:: WHAT TO WORK ON ::
Keep only those lines of the records that include the string "legend".

:: EXTRACTED RECORDS ::

══════════

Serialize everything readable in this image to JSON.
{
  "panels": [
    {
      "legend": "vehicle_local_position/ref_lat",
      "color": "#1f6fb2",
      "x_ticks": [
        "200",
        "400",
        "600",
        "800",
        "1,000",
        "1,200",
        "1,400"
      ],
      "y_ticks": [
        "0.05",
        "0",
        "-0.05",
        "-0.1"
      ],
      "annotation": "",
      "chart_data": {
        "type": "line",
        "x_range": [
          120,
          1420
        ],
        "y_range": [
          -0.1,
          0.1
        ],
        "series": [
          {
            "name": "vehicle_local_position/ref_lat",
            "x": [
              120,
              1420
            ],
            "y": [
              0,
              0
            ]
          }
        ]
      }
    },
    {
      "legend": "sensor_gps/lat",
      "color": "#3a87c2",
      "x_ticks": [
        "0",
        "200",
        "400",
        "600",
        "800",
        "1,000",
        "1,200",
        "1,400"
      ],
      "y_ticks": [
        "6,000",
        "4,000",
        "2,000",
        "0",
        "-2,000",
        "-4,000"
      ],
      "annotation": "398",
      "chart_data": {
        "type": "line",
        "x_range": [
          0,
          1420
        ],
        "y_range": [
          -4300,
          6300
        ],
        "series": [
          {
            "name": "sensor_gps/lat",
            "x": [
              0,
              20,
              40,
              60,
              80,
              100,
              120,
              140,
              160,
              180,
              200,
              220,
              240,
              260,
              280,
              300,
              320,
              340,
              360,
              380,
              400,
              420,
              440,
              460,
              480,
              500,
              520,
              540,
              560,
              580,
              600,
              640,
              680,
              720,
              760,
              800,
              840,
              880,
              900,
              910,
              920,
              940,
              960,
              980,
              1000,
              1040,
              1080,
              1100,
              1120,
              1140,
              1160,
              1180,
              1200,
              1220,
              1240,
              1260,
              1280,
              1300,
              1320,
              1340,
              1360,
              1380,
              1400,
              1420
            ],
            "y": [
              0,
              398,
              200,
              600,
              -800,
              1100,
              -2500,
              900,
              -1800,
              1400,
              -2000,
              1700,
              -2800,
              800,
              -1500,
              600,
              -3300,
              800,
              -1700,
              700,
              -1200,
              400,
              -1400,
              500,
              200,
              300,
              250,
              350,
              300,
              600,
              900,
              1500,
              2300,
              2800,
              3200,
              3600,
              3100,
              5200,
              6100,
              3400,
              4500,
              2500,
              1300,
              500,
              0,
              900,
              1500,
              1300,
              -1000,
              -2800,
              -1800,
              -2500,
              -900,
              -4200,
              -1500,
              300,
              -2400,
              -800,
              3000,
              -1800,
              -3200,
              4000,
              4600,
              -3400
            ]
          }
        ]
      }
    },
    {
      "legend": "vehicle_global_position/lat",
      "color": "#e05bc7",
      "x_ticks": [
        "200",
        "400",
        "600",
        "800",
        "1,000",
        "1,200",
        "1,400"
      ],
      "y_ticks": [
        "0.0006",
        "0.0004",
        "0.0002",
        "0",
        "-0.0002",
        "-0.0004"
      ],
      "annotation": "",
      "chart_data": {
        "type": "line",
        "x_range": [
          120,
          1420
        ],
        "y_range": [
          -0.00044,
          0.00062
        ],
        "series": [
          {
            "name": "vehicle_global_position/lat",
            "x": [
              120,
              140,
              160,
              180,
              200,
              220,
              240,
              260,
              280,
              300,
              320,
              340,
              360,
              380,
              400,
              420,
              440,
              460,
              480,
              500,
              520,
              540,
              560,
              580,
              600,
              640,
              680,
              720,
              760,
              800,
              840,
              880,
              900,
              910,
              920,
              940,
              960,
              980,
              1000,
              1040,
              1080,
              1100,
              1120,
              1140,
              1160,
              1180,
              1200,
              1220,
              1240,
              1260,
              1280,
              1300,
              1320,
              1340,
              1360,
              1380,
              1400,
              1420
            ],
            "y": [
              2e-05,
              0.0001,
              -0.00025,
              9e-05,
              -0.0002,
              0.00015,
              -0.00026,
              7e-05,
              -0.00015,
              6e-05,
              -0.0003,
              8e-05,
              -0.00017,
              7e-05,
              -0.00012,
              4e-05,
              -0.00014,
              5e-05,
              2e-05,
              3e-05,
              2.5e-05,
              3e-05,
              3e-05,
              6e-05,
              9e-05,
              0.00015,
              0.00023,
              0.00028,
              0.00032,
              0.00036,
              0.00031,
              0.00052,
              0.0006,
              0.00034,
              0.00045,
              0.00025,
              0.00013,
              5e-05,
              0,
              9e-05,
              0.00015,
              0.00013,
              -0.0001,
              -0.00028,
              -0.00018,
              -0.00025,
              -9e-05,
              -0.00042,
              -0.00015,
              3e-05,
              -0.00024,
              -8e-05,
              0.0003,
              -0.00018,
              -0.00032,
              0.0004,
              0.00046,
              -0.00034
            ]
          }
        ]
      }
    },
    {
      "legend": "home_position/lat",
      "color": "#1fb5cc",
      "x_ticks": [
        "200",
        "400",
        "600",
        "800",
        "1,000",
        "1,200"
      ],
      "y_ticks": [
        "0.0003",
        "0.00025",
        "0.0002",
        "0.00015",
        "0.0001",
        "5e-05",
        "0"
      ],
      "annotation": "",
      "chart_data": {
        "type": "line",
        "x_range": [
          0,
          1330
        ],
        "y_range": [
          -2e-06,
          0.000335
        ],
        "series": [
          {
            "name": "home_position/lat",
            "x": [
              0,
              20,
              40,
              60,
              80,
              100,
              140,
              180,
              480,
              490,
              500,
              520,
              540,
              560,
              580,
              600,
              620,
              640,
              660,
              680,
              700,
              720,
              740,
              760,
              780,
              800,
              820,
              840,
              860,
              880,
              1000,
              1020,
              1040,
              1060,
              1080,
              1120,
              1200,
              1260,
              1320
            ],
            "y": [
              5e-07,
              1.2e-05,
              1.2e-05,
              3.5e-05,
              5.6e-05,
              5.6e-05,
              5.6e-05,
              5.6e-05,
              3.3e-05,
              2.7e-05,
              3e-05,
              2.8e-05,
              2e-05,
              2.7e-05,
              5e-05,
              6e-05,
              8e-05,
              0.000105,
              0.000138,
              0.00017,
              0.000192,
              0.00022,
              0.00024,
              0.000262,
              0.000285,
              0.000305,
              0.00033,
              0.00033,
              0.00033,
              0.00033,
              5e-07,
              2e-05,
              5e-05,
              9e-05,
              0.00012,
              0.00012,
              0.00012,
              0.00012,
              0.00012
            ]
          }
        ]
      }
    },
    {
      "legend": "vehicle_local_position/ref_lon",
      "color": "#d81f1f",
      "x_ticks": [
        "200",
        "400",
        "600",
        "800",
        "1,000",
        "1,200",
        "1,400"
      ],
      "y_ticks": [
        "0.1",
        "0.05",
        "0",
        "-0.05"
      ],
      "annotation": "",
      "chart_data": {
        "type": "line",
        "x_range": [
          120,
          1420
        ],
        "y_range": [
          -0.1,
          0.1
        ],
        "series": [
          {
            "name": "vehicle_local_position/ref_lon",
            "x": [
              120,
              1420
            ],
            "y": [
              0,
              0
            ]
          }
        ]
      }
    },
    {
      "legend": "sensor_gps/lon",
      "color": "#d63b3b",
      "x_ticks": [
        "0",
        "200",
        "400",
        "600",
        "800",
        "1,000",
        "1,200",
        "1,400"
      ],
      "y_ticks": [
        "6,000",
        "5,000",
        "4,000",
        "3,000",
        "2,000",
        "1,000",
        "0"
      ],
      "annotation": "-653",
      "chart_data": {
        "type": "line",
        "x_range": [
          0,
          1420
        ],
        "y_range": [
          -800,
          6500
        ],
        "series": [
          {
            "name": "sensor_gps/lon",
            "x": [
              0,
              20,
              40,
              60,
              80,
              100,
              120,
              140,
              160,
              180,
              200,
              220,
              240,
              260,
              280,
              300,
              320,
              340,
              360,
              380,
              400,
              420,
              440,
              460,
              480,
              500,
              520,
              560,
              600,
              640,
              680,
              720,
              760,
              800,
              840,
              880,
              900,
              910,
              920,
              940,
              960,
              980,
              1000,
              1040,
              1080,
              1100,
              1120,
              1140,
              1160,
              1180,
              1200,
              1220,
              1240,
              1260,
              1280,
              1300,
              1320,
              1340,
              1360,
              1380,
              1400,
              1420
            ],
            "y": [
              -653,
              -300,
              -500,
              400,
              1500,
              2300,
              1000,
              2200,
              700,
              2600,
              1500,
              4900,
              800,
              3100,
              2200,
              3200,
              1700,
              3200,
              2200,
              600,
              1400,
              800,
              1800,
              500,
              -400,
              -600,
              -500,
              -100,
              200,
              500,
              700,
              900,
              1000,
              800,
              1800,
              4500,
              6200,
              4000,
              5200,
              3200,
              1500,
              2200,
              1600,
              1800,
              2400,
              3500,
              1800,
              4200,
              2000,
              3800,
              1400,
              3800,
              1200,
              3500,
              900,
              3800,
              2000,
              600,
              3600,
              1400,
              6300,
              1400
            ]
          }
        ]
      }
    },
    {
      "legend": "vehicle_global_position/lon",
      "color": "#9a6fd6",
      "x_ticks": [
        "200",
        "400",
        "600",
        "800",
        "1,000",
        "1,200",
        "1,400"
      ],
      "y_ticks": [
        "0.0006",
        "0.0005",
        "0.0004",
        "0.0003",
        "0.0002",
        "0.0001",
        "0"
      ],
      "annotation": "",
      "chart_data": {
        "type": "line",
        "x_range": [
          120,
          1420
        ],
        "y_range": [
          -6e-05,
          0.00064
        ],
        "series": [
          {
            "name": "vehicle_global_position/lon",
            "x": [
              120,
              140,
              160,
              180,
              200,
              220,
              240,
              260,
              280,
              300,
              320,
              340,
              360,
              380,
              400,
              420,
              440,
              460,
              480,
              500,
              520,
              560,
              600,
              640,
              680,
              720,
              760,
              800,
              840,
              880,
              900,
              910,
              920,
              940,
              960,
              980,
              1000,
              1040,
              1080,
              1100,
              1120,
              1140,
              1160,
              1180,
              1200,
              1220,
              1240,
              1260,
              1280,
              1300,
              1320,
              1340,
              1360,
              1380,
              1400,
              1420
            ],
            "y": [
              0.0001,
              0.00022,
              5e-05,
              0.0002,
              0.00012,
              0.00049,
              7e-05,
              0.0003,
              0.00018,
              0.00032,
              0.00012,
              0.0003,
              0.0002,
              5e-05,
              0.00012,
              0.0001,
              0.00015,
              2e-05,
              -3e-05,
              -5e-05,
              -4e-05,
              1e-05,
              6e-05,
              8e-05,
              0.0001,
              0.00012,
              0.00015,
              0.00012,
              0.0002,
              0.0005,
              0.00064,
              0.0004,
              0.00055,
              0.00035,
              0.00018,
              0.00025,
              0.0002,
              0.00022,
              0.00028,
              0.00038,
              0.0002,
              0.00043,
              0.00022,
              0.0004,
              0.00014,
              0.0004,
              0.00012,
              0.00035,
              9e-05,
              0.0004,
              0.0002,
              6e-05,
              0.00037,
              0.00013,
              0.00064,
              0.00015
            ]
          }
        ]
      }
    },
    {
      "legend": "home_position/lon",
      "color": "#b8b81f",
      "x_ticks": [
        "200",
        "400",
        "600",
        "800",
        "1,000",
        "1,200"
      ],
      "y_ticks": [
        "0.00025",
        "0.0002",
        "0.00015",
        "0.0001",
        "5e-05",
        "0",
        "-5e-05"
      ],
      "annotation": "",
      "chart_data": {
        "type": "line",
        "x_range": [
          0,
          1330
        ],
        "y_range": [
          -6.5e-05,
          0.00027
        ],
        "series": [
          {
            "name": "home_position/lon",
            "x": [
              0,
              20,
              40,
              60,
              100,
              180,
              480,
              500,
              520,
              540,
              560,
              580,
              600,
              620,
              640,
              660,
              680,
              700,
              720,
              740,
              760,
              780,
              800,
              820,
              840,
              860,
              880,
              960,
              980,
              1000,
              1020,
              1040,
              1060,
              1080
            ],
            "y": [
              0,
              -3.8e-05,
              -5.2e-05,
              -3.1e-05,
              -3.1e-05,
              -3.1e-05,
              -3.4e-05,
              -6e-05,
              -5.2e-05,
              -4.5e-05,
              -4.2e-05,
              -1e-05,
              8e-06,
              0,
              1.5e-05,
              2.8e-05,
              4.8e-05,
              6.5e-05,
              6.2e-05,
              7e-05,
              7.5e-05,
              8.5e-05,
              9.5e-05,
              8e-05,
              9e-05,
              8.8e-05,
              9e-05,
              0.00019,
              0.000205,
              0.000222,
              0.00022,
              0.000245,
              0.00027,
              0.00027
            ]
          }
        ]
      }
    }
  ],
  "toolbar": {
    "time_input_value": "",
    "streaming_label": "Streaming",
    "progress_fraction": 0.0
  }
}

══════════

:: TASK RESPONSE ::
      "legend": "vehicle_local_position/ref_lat",
      "legend": "sensor_gps/lat",
      "legend": "vehicle_global_position/lat",
      "legend": "home_position/lat",
      "legend": "vehicle_local_position/ref_lon",
      "legend": "sensor_gps/lon",
      "legend": "vehicle_global_position/lon",
      "legend": "home_position/lon",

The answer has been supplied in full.